Figure content listings
======

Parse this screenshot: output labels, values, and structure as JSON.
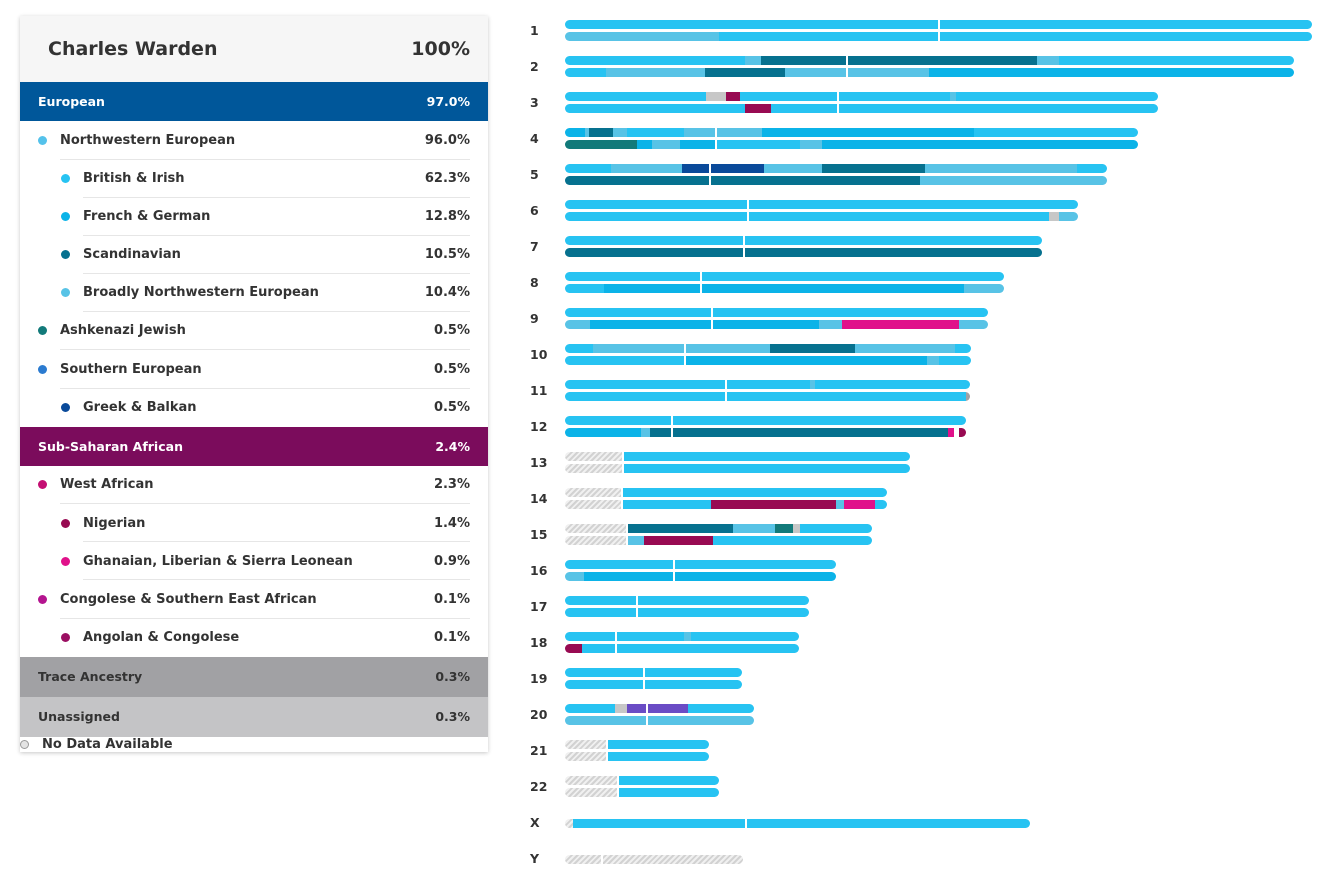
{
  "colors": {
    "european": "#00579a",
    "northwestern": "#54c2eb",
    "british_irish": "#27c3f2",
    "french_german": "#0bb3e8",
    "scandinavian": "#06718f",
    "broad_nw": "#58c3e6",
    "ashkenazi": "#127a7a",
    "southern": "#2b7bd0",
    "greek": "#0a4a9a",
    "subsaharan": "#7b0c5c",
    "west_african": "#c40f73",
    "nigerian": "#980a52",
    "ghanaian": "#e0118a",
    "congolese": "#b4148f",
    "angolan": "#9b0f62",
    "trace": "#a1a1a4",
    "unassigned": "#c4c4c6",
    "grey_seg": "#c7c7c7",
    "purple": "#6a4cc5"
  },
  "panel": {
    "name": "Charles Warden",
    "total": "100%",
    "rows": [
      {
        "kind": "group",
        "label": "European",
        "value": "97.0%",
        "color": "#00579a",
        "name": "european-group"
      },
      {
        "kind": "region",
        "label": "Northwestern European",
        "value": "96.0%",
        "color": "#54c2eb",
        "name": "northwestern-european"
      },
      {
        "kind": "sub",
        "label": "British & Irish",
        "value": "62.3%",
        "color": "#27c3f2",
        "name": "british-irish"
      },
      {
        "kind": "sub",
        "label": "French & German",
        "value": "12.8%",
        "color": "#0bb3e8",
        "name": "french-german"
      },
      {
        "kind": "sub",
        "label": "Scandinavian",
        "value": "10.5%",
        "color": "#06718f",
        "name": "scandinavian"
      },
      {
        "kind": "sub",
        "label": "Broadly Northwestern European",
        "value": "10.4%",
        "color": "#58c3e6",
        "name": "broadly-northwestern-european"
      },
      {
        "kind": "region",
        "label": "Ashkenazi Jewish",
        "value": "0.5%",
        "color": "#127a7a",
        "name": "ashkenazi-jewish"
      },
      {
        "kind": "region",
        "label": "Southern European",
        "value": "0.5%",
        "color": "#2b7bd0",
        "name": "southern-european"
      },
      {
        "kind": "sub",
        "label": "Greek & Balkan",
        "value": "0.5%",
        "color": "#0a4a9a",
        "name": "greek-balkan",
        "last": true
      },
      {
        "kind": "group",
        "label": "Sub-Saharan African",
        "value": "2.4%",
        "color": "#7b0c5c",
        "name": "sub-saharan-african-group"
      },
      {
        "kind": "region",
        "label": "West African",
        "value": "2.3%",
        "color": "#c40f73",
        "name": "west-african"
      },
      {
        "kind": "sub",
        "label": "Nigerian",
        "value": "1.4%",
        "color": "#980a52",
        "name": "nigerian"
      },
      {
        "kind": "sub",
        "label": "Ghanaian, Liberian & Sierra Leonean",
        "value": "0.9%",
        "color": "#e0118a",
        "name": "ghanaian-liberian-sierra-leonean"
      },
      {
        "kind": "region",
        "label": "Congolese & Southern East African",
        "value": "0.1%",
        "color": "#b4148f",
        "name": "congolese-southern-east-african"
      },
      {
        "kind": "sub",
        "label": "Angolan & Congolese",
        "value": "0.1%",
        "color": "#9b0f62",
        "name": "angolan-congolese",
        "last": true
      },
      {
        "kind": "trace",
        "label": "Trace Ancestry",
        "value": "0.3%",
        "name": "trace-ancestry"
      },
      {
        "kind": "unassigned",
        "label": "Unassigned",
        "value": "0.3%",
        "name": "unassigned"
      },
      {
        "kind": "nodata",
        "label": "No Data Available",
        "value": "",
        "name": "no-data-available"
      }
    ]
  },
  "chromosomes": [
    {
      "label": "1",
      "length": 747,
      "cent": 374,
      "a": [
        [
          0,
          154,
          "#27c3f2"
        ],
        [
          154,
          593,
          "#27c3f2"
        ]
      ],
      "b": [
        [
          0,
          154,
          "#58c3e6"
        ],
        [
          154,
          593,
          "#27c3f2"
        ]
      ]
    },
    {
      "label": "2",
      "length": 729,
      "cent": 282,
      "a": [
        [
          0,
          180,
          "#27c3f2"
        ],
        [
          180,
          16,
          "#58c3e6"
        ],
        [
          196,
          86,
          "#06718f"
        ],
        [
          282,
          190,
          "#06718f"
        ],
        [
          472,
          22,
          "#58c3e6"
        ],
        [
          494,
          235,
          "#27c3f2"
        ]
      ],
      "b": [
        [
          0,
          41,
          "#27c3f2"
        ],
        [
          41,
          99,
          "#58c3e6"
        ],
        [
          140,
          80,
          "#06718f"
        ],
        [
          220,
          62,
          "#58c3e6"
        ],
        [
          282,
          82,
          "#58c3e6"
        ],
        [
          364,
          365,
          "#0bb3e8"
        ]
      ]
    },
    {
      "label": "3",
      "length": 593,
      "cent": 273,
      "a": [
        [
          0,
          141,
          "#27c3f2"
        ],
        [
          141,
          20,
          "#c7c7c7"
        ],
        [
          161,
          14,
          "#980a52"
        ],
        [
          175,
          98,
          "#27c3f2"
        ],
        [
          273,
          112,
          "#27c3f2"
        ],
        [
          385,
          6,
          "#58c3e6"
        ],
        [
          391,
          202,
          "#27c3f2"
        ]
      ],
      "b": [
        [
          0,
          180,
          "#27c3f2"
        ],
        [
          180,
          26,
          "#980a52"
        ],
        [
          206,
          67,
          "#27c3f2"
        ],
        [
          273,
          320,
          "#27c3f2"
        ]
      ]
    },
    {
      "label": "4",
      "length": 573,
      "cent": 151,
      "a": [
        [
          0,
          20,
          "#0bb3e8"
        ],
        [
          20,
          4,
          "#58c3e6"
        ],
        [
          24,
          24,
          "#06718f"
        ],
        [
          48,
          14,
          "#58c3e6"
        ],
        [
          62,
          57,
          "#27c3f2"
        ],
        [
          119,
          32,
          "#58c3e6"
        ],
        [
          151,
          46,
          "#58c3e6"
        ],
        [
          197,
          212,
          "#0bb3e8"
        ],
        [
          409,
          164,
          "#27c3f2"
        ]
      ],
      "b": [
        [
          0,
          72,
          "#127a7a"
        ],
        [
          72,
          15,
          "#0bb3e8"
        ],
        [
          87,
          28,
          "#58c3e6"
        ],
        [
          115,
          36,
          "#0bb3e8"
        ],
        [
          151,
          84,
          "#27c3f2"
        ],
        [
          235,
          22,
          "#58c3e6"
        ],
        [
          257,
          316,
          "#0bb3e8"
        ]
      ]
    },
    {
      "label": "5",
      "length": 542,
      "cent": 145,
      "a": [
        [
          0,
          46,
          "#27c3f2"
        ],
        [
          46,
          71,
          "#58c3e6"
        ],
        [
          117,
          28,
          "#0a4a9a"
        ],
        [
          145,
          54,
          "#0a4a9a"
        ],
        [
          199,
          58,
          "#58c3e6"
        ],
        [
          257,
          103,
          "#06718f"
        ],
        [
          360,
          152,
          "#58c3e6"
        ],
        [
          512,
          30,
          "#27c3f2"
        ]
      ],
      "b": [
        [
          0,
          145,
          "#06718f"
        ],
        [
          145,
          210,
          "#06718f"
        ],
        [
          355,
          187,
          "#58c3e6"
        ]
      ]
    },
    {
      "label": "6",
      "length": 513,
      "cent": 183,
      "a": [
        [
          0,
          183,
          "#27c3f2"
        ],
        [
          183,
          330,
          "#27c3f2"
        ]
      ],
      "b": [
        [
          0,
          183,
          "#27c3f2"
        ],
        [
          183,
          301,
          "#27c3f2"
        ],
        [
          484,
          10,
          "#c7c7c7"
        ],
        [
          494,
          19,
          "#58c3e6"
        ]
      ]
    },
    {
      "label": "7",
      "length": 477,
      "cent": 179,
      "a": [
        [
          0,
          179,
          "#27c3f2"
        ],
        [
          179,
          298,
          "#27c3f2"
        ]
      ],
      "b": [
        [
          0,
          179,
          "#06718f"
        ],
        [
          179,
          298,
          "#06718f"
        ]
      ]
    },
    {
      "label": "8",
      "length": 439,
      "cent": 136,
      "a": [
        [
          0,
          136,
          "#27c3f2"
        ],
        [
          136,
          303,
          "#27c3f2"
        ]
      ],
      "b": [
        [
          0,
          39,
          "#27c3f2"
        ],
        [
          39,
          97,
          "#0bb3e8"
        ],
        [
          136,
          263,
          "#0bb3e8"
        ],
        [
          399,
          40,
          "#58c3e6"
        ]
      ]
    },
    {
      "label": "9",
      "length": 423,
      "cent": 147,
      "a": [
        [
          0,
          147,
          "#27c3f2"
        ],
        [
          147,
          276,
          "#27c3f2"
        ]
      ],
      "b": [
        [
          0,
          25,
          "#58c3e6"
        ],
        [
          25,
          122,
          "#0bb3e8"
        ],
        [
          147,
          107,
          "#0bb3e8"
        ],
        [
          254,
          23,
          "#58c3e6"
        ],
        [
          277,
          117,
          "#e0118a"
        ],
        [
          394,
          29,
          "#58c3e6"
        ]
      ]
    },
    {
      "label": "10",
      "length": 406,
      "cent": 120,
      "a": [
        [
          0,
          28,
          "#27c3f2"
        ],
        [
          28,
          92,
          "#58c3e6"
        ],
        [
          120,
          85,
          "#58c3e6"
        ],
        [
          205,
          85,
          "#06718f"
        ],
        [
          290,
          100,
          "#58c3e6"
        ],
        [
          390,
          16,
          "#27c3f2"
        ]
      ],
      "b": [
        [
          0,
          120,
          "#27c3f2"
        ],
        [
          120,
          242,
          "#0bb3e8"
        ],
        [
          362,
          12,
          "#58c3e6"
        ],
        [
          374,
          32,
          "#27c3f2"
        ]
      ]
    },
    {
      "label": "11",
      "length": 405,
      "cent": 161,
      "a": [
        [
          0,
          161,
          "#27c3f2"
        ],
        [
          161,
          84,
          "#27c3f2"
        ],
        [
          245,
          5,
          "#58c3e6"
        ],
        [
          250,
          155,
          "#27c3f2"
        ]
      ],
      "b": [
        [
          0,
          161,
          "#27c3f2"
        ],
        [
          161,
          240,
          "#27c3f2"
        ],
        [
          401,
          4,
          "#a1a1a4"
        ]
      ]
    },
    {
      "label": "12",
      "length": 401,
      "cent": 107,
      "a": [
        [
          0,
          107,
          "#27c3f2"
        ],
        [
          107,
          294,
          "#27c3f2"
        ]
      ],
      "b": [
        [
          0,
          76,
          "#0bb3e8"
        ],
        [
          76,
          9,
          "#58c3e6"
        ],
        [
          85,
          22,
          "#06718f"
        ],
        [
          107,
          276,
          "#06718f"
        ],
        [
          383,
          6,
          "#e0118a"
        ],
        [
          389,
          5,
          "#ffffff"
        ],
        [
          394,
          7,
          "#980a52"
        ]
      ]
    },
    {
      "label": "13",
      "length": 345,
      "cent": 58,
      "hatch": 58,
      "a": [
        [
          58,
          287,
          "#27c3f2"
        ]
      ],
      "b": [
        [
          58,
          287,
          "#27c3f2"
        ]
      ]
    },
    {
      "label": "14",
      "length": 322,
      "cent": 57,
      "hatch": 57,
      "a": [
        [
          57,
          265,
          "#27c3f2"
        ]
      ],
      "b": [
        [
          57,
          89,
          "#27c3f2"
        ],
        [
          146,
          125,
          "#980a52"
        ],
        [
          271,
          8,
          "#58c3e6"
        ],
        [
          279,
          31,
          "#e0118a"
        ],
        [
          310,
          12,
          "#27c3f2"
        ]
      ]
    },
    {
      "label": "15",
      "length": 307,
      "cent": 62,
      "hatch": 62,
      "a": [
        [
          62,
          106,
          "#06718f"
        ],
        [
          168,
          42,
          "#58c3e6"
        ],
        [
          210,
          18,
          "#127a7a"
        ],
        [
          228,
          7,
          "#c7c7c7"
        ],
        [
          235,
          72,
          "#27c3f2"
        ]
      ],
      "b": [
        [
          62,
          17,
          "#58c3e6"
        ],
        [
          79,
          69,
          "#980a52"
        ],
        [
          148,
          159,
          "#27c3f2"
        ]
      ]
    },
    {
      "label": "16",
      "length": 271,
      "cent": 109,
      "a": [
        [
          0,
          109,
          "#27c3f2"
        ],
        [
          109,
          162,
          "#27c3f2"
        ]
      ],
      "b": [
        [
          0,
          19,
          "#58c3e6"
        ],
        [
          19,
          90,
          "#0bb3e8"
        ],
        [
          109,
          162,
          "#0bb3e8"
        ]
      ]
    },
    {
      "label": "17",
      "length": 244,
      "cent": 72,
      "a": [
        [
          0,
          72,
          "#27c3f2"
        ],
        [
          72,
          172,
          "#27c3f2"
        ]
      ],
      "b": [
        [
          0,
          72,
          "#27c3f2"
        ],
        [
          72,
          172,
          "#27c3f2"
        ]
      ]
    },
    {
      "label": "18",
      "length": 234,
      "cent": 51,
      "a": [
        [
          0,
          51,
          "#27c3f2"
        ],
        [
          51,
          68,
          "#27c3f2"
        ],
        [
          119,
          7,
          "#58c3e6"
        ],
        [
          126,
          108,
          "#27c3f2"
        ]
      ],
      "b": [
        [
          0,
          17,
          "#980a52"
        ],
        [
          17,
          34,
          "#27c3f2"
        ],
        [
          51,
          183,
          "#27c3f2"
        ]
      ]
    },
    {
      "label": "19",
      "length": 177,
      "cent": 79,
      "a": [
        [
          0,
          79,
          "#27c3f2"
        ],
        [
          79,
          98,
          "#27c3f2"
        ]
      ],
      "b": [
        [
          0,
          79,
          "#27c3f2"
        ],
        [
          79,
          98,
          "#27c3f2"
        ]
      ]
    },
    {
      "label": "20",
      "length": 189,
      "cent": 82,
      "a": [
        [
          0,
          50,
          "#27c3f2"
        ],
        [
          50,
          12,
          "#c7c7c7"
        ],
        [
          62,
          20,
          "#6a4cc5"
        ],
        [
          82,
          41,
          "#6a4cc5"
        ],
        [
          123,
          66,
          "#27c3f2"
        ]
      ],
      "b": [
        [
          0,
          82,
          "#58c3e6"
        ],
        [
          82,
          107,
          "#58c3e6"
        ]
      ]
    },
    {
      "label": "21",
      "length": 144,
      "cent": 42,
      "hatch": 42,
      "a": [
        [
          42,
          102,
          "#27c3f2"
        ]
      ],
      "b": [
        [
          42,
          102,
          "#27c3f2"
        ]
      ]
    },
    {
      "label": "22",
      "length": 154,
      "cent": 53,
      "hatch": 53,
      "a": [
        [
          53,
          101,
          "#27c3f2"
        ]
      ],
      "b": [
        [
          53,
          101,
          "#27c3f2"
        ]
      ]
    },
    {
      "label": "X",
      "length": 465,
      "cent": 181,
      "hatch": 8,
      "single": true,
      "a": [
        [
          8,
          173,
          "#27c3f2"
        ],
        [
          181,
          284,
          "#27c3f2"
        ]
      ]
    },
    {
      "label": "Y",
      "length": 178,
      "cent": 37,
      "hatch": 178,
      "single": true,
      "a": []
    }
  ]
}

======

OBJECTIVE
Return each full line of the entries that contains the word "group".

RESPONSE FOR THIS EXERCISE
        "kind": "group",
        "name": "european-group"
        "kind": "group",
        "name": "sub-saharan-african-group"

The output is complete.